Start

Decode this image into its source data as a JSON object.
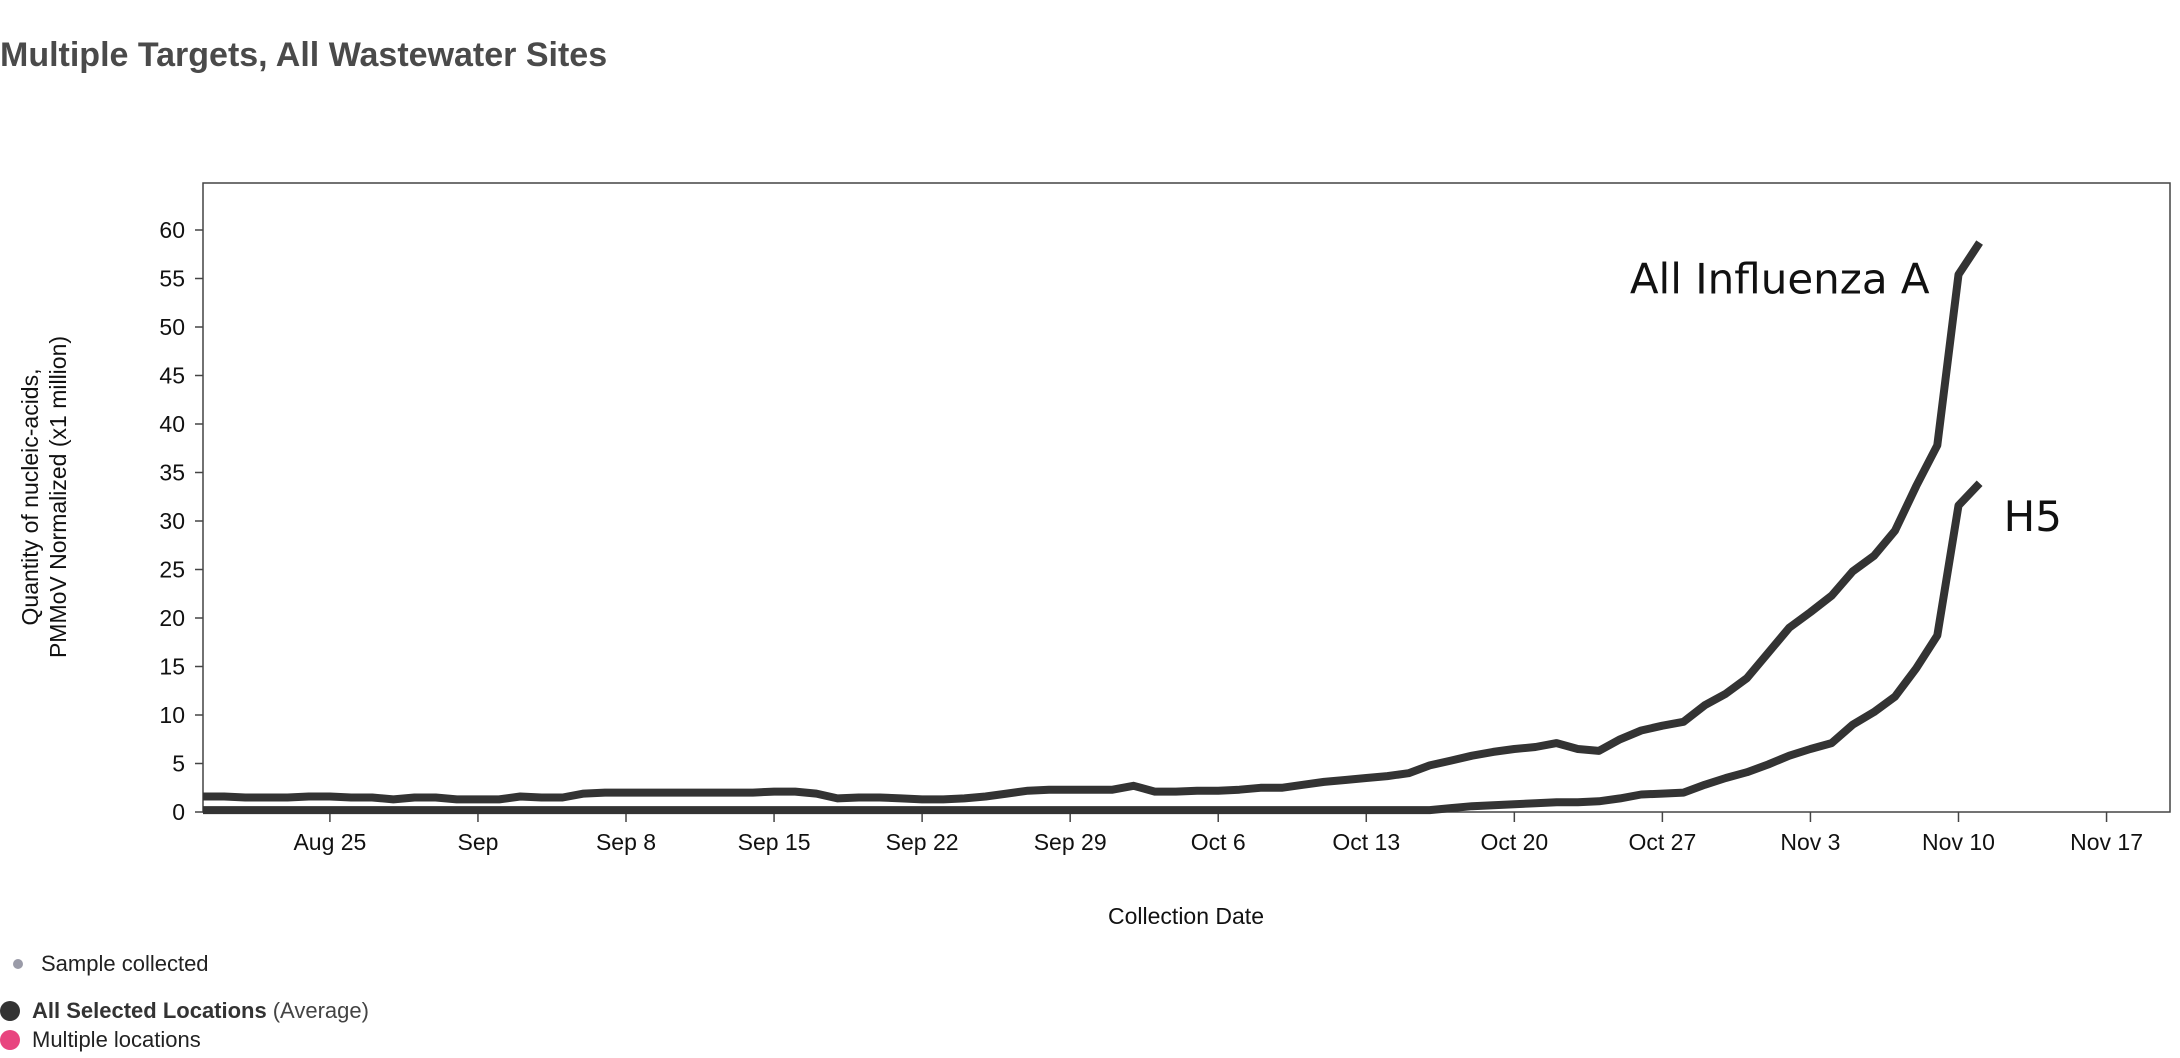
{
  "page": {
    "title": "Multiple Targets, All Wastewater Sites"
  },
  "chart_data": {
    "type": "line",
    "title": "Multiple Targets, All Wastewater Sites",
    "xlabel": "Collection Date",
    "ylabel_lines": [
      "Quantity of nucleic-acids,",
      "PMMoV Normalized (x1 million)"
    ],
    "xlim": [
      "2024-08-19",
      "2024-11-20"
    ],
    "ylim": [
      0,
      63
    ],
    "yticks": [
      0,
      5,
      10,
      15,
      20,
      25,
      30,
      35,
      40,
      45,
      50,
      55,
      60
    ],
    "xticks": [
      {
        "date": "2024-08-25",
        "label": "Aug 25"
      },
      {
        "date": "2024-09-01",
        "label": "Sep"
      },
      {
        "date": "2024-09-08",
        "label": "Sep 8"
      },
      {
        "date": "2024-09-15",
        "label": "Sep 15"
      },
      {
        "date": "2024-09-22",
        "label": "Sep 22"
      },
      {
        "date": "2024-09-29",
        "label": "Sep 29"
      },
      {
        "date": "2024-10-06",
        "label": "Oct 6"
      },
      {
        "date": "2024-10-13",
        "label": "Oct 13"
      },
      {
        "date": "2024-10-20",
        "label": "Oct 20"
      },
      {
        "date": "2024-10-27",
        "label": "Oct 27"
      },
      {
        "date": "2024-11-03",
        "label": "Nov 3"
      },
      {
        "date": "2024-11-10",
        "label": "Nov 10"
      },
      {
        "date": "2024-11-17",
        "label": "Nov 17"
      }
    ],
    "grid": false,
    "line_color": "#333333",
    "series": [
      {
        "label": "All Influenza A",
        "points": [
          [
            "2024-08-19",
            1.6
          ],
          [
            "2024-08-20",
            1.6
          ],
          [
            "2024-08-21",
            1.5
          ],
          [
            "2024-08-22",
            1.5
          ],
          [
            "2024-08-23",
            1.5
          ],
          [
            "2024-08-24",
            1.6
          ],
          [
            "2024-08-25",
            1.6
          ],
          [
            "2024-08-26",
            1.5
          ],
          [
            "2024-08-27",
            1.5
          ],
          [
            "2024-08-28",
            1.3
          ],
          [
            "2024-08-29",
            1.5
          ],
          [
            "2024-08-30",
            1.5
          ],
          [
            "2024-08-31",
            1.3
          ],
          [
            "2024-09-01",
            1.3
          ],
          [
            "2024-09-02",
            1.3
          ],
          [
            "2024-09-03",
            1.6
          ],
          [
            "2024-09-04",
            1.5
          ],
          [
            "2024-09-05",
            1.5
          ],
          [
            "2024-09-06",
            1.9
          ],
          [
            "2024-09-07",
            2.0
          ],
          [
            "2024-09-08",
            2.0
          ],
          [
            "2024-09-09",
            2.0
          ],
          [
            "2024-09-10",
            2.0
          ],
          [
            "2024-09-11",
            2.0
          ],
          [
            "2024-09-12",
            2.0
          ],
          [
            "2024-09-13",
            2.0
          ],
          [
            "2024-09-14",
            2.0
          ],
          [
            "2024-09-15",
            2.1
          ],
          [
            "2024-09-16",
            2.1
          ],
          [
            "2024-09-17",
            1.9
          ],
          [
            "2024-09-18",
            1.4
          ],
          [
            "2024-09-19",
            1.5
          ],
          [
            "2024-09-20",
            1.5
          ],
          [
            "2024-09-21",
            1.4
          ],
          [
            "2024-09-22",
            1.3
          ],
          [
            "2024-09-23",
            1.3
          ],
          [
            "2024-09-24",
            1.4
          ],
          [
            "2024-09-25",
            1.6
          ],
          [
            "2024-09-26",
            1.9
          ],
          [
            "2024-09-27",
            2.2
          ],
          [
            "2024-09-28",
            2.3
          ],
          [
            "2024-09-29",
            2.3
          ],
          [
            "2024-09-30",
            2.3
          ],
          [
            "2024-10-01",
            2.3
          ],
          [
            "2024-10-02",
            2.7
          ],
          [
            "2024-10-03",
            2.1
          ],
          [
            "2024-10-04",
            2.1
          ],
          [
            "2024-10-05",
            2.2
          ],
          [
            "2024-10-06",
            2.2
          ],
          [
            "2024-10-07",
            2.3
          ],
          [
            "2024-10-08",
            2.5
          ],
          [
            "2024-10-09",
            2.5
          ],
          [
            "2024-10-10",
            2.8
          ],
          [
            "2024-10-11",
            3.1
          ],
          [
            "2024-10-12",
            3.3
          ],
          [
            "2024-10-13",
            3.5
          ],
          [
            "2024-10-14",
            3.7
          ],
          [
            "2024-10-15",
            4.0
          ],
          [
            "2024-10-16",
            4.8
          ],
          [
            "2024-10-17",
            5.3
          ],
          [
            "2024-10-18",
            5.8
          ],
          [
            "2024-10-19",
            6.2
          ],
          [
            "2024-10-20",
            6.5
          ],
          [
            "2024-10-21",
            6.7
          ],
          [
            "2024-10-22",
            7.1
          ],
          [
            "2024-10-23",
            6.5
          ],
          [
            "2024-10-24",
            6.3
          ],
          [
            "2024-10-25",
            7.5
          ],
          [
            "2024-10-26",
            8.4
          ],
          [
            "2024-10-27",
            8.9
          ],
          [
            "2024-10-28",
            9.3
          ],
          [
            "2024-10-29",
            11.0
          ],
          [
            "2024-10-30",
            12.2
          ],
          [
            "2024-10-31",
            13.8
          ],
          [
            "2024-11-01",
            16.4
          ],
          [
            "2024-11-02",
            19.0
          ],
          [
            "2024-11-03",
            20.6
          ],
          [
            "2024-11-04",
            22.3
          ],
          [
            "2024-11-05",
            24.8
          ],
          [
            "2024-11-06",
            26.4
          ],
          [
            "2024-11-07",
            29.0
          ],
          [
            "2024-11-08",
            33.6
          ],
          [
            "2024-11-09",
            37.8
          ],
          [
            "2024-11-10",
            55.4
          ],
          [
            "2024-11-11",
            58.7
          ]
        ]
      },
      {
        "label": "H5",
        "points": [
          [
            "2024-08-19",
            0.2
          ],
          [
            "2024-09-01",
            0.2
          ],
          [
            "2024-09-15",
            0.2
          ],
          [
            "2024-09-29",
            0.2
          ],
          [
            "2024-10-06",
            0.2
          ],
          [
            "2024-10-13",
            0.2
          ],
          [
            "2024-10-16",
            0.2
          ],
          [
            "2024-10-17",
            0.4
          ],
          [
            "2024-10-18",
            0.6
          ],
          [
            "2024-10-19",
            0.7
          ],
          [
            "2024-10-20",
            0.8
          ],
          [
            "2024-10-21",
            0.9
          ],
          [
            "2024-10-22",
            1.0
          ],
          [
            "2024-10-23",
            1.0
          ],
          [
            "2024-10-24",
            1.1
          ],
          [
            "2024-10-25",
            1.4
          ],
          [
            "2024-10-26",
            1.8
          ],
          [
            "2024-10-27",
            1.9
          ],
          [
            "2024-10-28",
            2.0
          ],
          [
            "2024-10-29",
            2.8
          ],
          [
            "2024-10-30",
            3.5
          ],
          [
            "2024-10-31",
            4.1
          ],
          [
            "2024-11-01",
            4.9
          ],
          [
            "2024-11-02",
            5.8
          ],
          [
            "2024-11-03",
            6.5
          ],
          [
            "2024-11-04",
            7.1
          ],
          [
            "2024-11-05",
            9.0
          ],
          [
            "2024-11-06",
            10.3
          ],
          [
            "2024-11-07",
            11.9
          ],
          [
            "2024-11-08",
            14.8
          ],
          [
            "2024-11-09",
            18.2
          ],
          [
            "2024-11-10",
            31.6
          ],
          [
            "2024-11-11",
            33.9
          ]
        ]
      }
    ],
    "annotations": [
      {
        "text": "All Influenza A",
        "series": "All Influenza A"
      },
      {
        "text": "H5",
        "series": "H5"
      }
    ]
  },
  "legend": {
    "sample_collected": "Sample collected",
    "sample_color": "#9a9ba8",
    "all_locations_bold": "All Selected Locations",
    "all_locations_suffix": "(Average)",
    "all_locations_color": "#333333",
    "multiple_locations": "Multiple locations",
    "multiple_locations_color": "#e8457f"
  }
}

End

- _What you will do_
Count all lines of the data that include "Wastewater". The answer is the number alone.

- _Output of the exercise_
2